─── Extrait du texte ───

Au fond, y'aura-t-il une réponse grammaticale à sa question, ou sera-ce finalement une question d'usage, sans autre fondement que... l'usage ?


----------



## geostan

S'il y a une raison, elle doit remonter au latin. Il suffit peut-être de signaler que dans aucun de mes livres de grammaire on n'explique pourquoi certains verbes comme _penser_ doivent être suivis de la forme tonique de la personne (pronom disjoint).

Heureusement que la liste n'est pas longue. _Songer à, _ê_tre à, recourir à, avoir recours à, faire attention à._


----------



## Vicomte123

Bonjour,
J'ai lu quelque part que les verbes d'"activité mentale" comme penser, songer, etc requièrent la forme tonique.
[…]


----------



## Xence

Gérard Napalinex said:


> Au fond, y'aura-t-il une réponse grammaticale à sa question, ou sera-ce finalement une question d'usage, sans autre fondement que... l'usage ?



La grammaire n'étant pas une science exacte, mais simplement "_l'ensemble des règles conventionnelles (variables suivant les époques) qui déterminent un emploi correct (ou bon usage)_" (TLF), il est donc tout à fait normal qu'il puisse y avoir des approches plus ou moins simplifiées (post de benjbenj) et d'autres un peu plus approfondies. L'exemple qui me vient à l'esprit est la différence qu'il y a entre le "Précis de grammaire française" et "Le bon usage" de Grevisse. Voir ici, notamment.

───

### Travail à faire
(1) Dans l'extrait sur les pronoms toniques, relevez toutes les tournures que geostan énumère dans la liste qu'il juge courte.
(2) Reprenez l'extrait sur les pronoms toniques à la suite de sa dernière phrase et poursuivez-le.
Les items qui suivent ne sont pas nécessaires.

─── Documents fournis ───

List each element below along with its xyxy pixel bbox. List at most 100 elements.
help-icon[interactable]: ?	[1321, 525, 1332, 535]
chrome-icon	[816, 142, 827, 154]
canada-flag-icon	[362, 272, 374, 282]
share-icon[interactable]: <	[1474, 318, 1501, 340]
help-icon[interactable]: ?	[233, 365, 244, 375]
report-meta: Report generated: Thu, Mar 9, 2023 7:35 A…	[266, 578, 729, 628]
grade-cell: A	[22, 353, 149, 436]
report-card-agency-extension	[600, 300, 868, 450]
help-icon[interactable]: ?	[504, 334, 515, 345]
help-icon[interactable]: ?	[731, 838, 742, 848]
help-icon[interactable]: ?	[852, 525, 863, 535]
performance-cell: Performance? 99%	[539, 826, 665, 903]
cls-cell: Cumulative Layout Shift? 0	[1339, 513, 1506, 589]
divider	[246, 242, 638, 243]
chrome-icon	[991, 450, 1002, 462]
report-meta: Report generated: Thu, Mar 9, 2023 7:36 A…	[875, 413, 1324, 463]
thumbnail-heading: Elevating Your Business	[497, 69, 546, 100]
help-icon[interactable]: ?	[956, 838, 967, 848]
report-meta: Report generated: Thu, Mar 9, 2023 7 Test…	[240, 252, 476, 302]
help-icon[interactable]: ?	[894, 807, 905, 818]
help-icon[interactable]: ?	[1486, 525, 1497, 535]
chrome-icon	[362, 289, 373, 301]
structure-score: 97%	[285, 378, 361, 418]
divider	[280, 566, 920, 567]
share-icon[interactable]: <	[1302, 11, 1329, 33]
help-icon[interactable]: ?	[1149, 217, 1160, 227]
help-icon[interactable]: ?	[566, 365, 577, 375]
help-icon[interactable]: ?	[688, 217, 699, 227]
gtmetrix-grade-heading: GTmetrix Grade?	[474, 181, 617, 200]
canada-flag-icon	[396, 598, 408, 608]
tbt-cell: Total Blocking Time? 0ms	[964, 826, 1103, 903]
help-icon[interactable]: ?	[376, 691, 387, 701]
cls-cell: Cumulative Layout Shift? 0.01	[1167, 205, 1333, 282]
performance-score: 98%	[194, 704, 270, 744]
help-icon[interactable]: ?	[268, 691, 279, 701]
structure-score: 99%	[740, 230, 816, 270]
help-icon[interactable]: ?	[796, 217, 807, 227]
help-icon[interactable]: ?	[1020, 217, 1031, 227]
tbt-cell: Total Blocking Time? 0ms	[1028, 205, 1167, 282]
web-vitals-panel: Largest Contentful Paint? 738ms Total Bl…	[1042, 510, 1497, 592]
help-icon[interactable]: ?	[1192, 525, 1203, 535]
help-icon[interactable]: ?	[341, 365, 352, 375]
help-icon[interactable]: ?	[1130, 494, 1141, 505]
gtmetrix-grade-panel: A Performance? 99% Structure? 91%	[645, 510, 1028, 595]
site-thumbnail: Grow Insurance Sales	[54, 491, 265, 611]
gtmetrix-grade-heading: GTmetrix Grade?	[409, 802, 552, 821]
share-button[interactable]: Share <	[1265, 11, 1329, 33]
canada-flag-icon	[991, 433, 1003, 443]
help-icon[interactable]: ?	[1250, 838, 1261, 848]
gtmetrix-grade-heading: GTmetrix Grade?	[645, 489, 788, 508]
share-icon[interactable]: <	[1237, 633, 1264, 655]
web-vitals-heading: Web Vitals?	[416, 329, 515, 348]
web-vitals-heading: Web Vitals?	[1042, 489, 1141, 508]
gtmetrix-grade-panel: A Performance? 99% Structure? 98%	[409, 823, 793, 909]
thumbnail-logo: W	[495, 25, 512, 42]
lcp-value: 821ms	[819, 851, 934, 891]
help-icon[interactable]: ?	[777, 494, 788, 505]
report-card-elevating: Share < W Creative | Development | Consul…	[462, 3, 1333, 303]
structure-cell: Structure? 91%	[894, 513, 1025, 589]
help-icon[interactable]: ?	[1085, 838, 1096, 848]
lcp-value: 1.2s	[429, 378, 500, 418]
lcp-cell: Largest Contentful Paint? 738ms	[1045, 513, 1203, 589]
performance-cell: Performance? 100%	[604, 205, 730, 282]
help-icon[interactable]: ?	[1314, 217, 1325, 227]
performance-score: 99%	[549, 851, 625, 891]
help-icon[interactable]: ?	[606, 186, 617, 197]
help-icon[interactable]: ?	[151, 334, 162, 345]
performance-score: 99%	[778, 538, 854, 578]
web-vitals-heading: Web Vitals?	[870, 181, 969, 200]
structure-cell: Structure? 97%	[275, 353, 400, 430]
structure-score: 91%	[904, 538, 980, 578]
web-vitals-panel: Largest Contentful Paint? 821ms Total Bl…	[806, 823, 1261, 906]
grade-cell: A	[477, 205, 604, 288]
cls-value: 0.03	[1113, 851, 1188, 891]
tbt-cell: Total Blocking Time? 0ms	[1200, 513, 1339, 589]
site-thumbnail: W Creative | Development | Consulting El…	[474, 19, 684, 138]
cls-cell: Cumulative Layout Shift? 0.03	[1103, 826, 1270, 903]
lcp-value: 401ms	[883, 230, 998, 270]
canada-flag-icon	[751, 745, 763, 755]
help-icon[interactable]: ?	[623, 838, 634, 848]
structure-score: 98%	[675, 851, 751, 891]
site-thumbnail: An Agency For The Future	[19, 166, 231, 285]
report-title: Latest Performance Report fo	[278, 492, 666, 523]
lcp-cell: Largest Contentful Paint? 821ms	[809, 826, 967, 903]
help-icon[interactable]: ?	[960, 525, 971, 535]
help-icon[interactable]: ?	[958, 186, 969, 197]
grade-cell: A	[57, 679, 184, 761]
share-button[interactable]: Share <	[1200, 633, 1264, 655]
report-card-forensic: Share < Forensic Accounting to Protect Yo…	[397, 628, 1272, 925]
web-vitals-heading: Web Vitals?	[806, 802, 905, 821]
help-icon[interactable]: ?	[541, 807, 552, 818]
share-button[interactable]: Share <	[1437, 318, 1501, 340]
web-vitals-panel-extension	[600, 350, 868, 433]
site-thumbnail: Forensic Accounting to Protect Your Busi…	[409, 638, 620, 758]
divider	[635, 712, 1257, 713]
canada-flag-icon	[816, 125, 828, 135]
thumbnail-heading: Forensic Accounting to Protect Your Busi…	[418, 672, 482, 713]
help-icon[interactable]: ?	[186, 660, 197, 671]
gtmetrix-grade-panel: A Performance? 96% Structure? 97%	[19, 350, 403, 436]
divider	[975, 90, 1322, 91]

───

### Tâches résolues
(1) songer à, être à, recourir à, avoir recours à, faire attention à

(2)
----------



## Mowdya

Wow ! Merci toutes ces réponses ! J'imaginais pas que la question était si difficile, je pensais que la réponse pouvait être toute simple même, avec une petite règle de grammaire que je n'avais pas en tête.

Bref, à mon étudiant, je vais répondre le très pratique "c'est comme ça" en mentionnant les verbes d'activité "mentale" et surtout faire bien attention aux personnes, ça me paraît bien, sans pour autant remonter au tréfonds de la langue. Ceci étant, pour ma gouverne personnelle, tout ceci est bien intéressant, merci à tous !


----------



## CapnPrep

geostan said:


> S'il y a une raison, elle doit remonter au latin.


Certainement pas, puisque certaines langues voisines (et cousines) du français, ayant le même héritage latin, admettent le pronom conjoint datif avec _penser_ aussi bien qu'avec _parler_. L'usage français ne s'est fixé qu'à l'époque classique.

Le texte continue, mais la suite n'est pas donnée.